## Exercise
Read the records below. Copy each line where the string "JSON" occurs.
--- Data supplied ---
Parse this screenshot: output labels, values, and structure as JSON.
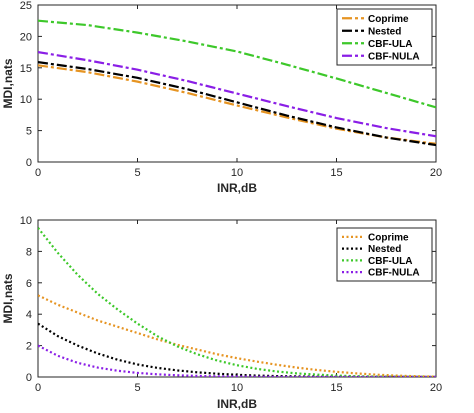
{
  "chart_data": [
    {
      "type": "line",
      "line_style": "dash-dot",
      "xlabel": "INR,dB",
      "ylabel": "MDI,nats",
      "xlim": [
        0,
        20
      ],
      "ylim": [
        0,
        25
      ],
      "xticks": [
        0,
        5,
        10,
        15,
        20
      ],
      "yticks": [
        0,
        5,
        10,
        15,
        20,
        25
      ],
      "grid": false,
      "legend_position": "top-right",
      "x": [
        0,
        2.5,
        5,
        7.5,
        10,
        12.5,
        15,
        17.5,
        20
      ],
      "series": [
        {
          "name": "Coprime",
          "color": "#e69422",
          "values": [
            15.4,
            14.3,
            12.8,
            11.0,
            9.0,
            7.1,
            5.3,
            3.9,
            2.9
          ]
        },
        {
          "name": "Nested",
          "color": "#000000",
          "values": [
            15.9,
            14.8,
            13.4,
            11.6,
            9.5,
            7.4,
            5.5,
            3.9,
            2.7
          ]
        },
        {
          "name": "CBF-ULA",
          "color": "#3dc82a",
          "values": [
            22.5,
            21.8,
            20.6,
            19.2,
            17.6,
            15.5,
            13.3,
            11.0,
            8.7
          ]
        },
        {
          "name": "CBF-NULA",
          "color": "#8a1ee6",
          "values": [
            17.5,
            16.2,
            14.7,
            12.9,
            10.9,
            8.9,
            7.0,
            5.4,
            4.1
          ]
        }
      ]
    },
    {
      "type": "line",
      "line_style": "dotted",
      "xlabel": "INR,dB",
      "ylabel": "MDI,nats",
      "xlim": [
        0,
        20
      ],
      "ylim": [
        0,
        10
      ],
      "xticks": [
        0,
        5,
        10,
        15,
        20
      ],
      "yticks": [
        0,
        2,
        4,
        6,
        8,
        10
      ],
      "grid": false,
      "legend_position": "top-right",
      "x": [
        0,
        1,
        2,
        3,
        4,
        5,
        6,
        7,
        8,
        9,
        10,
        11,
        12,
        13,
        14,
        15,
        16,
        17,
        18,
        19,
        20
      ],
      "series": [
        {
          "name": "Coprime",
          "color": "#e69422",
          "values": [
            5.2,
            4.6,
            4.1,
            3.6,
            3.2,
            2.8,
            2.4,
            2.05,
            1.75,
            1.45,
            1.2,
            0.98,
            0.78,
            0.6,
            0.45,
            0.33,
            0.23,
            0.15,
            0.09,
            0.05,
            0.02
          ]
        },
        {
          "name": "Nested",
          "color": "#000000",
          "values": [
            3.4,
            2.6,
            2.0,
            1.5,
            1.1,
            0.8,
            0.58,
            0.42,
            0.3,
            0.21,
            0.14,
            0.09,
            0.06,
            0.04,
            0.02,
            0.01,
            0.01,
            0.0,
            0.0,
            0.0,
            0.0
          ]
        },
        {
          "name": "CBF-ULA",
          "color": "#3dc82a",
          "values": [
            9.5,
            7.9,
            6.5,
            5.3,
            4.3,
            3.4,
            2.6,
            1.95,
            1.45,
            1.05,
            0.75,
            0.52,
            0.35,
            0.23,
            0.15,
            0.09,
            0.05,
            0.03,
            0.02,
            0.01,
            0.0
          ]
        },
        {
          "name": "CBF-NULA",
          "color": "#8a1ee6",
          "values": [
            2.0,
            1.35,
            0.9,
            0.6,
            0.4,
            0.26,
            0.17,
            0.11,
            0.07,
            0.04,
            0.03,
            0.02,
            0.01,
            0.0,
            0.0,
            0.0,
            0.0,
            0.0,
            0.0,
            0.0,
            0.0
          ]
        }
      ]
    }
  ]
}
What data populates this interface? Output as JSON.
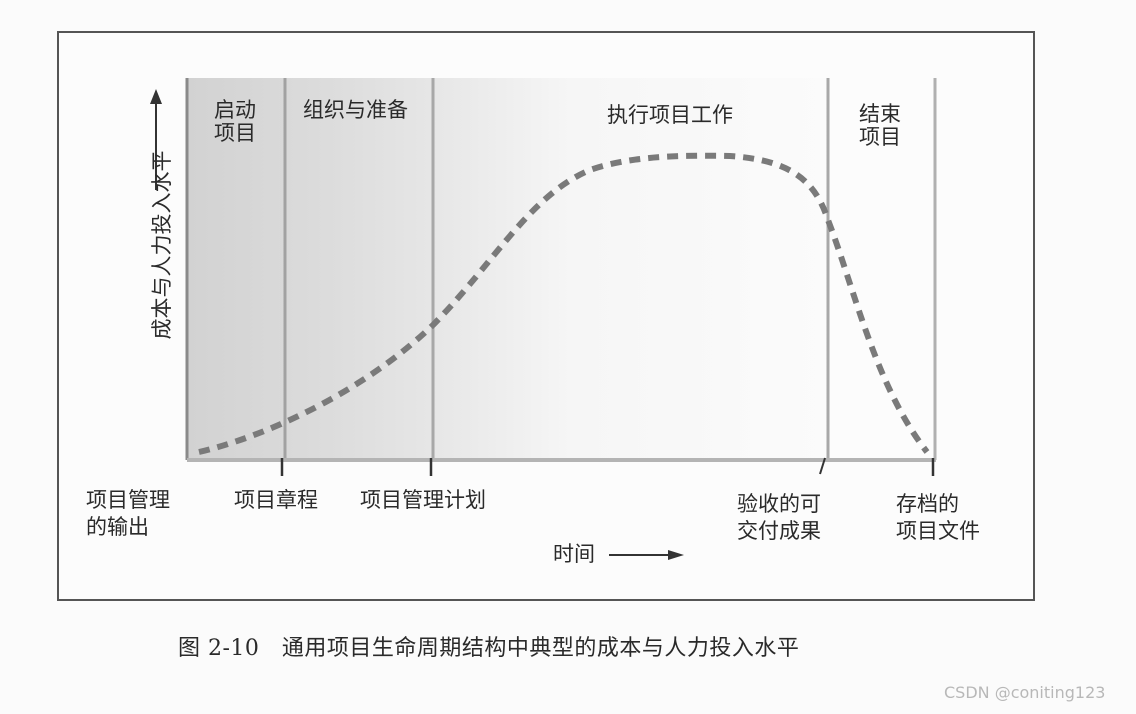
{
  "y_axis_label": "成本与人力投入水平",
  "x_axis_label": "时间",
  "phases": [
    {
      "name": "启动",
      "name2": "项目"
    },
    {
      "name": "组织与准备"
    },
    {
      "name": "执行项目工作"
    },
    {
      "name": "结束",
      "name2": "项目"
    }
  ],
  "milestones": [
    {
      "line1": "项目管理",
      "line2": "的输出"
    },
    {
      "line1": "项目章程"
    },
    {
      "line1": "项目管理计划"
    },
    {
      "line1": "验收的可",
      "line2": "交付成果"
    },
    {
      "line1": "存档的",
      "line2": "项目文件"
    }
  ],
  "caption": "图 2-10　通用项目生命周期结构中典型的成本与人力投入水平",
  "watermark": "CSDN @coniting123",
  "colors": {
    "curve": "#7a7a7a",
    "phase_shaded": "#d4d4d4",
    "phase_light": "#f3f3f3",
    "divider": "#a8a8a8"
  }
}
---
--- Data supplied ---
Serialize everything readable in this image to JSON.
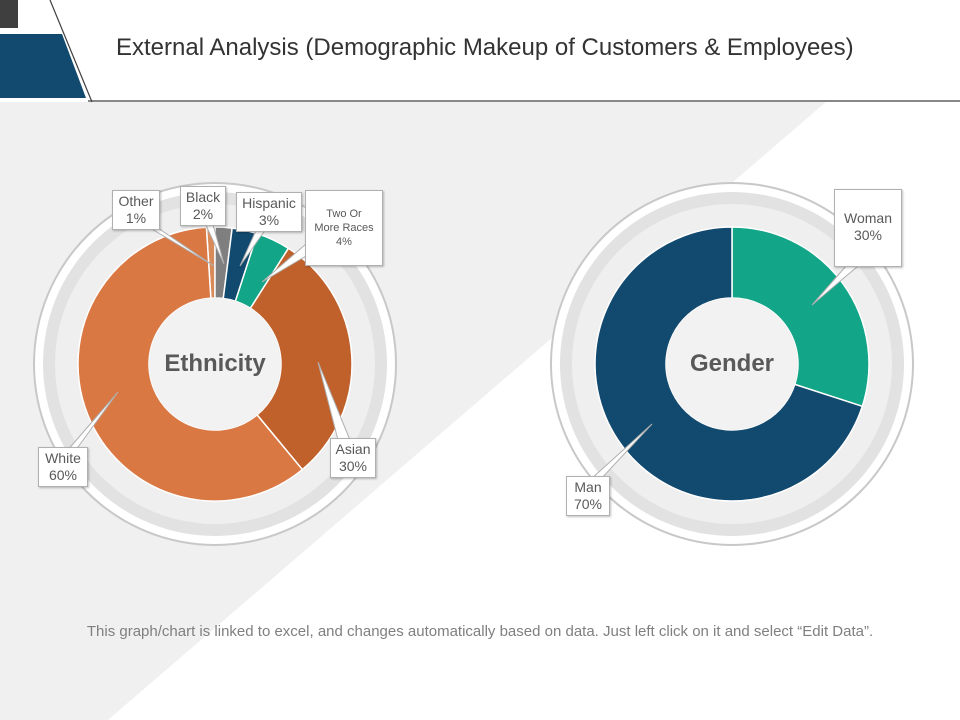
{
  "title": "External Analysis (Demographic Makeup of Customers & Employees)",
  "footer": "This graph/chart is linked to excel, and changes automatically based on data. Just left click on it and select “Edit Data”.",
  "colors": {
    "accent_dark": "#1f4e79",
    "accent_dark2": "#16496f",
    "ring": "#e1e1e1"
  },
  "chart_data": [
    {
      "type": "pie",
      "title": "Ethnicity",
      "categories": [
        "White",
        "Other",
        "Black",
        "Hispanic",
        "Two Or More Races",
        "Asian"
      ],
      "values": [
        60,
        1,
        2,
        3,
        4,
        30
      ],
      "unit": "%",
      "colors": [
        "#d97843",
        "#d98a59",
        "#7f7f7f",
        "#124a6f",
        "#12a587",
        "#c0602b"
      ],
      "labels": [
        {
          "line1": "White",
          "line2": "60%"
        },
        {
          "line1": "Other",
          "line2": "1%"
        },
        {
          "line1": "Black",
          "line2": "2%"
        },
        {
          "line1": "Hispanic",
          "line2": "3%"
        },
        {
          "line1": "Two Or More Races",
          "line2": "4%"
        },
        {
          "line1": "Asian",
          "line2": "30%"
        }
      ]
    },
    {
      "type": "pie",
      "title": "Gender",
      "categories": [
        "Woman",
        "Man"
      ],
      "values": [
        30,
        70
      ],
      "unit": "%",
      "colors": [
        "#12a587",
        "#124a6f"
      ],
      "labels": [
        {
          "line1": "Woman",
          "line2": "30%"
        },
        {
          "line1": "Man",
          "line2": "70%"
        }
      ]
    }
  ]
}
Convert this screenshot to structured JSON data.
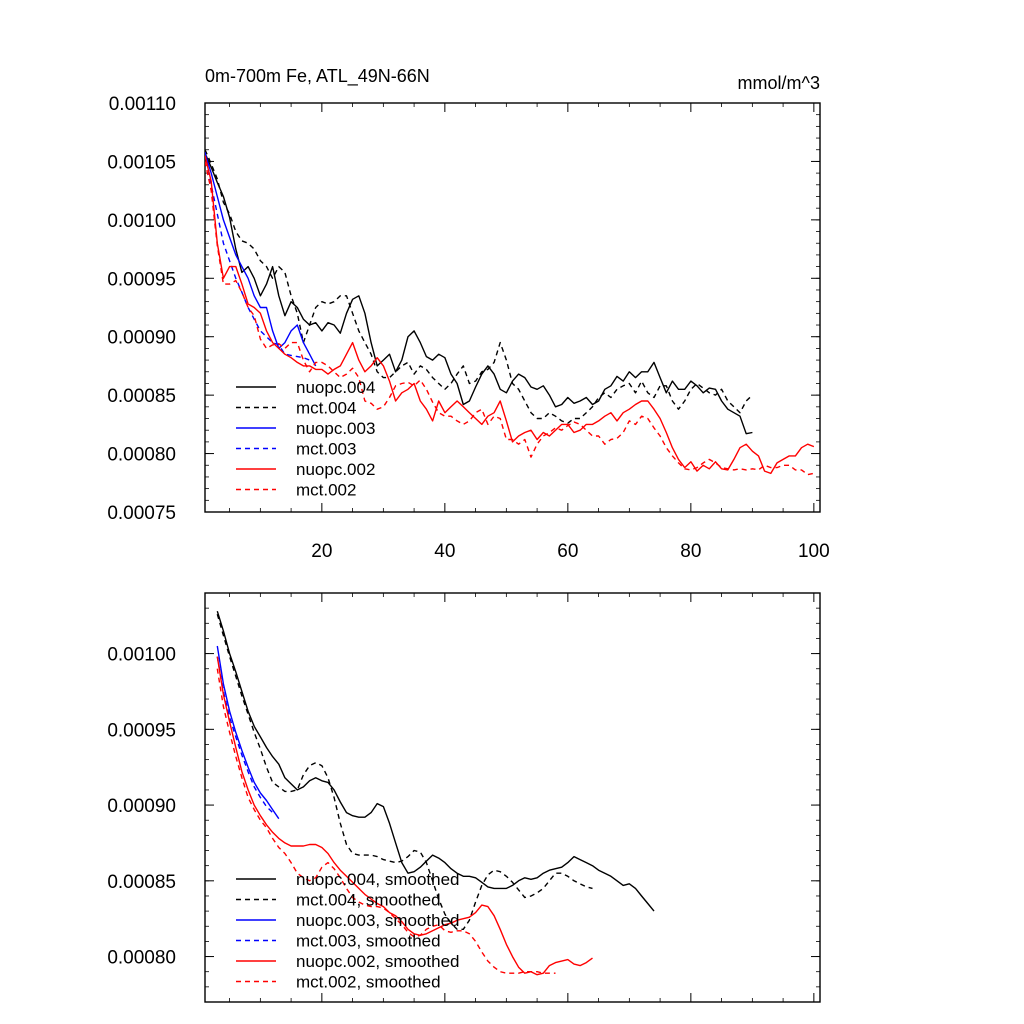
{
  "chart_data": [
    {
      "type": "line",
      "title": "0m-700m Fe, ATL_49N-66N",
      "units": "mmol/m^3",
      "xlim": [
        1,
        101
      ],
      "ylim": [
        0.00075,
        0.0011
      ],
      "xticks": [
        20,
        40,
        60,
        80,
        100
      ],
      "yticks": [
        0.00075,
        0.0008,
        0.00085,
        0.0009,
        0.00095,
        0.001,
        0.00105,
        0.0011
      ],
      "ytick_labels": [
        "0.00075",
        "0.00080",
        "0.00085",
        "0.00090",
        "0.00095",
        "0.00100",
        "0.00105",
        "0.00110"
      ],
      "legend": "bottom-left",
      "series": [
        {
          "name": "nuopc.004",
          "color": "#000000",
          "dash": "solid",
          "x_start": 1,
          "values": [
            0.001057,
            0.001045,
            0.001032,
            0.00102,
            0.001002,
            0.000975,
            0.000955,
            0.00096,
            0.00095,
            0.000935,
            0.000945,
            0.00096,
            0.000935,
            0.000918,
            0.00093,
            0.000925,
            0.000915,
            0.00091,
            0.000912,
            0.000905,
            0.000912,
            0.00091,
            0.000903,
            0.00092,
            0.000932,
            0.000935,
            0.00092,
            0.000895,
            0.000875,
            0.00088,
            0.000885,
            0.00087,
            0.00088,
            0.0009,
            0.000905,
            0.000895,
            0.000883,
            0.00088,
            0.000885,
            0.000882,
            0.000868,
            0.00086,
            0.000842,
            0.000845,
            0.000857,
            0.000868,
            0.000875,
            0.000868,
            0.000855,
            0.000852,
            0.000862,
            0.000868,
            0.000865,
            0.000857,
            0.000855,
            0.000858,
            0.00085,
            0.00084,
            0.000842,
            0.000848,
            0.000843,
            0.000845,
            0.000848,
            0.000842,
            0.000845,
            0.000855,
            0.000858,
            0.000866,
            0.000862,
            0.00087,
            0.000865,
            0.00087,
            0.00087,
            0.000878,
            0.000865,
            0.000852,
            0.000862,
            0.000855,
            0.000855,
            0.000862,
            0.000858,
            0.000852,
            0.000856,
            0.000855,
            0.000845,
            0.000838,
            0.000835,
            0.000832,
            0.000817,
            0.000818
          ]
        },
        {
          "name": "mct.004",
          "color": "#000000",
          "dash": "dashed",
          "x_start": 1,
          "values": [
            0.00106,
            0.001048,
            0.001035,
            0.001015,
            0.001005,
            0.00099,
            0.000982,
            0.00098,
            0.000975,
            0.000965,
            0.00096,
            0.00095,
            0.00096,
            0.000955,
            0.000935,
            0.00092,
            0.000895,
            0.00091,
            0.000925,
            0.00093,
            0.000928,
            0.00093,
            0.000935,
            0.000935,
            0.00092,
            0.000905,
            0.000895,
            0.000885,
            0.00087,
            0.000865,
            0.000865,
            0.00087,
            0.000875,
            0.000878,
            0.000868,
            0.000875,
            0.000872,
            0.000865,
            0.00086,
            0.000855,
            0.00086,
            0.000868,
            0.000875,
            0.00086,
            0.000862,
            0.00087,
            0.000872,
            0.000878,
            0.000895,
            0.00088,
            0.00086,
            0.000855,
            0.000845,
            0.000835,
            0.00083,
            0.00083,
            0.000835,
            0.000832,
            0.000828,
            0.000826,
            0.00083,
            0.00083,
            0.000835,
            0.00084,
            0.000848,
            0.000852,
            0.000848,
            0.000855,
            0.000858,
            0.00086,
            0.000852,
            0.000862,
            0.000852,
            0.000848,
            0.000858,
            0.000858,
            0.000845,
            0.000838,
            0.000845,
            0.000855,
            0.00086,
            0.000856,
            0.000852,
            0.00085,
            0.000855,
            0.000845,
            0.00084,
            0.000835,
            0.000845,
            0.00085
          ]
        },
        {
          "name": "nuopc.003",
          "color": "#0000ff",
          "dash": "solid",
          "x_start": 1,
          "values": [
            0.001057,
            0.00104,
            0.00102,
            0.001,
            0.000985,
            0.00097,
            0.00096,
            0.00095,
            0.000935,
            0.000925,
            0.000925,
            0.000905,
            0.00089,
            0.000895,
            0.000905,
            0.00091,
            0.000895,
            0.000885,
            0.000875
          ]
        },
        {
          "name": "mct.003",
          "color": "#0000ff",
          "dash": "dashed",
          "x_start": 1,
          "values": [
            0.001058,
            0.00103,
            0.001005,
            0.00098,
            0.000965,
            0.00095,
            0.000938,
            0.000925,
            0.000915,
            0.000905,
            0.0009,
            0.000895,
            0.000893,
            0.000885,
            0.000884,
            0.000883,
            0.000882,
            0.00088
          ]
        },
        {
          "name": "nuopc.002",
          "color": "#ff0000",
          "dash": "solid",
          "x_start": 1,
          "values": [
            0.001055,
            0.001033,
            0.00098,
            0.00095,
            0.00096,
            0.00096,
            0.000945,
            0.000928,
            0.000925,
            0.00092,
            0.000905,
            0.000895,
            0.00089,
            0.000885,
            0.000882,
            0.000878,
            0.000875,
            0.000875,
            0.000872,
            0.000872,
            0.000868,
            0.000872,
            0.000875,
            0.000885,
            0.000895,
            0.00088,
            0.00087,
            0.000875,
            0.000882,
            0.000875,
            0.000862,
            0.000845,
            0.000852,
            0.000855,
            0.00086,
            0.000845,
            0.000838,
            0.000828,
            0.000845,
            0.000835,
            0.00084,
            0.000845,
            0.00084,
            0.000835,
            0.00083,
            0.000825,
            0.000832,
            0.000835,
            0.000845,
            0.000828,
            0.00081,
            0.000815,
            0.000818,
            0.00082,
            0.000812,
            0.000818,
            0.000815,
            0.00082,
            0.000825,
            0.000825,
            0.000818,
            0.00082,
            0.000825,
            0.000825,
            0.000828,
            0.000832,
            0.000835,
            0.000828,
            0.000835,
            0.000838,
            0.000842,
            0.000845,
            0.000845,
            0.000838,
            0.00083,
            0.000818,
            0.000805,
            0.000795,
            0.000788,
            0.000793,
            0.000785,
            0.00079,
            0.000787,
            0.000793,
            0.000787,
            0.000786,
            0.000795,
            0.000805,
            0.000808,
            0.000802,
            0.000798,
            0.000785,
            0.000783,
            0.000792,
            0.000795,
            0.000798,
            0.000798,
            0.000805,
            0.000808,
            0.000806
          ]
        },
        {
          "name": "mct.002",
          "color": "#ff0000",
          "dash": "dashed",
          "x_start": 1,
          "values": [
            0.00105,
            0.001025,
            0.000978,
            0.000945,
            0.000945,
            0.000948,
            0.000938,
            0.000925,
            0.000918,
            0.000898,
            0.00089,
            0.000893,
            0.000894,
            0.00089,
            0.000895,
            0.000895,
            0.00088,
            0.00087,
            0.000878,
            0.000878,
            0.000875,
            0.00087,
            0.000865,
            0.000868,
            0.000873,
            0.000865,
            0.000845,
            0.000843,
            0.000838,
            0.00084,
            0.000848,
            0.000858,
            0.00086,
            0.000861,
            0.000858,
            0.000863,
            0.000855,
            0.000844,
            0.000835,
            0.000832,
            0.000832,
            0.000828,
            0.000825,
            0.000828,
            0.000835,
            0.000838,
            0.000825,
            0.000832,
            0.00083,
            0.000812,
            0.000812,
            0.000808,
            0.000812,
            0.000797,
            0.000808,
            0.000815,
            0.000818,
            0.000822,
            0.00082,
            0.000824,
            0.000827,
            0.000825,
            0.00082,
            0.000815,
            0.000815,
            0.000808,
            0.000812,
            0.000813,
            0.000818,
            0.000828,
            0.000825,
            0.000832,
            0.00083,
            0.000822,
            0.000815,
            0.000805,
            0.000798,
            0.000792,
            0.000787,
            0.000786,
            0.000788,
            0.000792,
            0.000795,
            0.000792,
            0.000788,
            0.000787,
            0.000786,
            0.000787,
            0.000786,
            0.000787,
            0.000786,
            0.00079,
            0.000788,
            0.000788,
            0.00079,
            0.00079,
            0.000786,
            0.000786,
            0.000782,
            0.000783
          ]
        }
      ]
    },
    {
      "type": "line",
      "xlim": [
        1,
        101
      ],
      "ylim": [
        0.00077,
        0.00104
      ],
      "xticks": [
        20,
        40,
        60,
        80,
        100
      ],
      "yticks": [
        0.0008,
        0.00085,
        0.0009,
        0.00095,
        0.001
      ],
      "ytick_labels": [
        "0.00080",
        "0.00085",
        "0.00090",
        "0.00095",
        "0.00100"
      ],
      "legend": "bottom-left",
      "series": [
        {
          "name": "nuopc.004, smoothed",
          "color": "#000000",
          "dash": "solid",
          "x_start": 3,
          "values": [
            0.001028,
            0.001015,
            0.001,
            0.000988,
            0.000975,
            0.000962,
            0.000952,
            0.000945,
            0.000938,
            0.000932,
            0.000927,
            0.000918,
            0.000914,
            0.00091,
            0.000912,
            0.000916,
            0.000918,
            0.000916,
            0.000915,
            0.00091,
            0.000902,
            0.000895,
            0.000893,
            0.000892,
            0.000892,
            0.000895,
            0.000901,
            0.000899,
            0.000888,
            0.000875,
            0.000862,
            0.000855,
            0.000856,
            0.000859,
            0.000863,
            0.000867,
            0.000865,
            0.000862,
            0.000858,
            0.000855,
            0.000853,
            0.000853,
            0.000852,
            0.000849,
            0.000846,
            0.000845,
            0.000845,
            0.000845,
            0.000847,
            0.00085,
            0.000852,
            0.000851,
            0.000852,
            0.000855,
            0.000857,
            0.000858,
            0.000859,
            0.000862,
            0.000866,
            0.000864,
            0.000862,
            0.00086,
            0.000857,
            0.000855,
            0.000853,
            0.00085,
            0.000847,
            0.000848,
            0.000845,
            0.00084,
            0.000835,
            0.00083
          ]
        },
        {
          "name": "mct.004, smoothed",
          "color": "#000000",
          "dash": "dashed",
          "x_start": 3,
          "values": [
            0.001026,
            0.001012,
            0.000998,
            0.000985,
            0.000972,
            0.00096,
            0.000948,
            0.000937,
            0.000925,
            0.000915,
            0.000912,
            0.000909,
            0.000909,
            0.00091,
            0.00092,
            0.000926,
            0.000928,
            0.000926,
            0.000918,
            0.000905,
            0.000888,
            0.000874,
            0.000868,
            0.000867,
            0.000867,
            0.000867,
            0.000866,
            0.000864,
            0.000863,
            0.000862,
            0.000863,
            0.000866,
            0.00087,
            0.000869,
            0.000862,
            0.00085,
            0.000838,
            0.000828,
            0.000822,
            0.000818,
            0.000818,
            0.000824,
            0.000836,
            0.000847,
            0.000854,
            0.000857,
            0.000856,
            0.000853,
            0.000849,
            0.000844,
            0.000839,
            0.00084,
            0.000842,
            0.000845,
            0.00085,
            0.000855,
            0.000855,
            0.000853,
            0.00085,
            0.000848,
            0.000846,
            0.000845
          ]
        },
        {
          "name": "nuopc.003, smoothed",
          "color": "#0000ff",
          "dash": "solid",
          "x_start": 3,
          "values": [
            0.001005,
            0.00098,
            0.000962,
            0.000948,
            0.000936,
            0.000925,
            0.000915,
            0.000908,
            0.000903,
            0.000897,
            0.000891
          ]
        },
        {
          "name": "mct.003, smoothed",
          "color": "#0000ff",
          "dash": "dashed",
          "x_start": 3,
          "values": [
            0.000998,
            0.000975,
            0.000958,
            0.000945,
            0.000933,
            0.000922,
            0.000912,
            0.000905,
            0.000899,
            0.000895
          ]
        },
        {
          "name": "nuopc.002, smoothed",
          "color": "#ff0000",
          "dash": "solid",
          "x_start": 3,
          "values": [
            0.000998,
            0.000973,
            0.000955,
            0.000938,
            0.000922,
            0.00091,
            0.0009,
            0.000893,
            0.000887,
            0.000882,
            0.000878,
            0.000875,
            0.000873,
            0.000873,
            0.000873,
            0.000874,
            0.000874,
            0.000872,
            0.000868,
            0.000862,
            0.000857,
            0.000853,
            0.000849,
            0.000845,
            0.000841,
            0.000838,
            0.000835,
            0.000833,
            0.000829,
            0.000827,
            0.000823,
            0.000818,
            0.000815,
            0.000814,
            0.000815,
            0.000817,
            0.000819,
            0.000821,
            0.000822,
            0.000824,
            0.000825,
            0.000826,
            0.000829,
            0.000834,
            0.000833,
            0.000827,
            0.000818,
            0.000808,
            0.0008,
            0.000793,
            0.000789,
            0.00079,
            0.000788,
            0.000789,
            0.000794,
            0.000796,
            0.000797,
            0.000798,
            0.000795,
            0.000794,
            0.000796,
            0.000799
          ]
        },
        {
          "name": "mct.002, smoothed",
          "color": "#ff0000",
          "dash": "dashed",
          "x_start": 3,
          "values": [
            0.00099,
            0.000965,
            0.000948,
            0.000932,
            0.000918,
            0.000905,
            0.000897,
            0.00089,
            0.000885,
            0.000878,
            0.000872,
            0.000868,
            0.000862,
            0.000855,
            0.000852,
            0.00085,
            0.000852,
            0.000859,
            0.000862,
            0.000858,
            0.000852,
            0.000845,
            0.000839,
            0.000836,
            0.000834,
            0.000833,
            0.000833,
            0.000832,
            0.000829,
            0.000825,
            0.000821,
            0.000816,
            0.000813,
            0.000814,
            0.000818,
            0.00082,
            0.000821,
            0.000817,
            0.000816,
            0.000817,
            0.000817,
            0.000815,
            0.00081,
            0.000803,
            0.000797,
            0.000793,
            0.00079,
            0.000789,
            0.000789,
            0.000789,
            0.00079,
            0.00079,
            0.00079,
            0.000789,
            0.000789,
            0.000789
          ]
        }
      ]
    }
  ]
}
---
## Solution
Parse this screenshot: output labels, values, and structure as JSON.
What data populates this interface? Output as JSON.
Serialize everything readable in this image to JSON.
Convert this screenshot to structured JSON data.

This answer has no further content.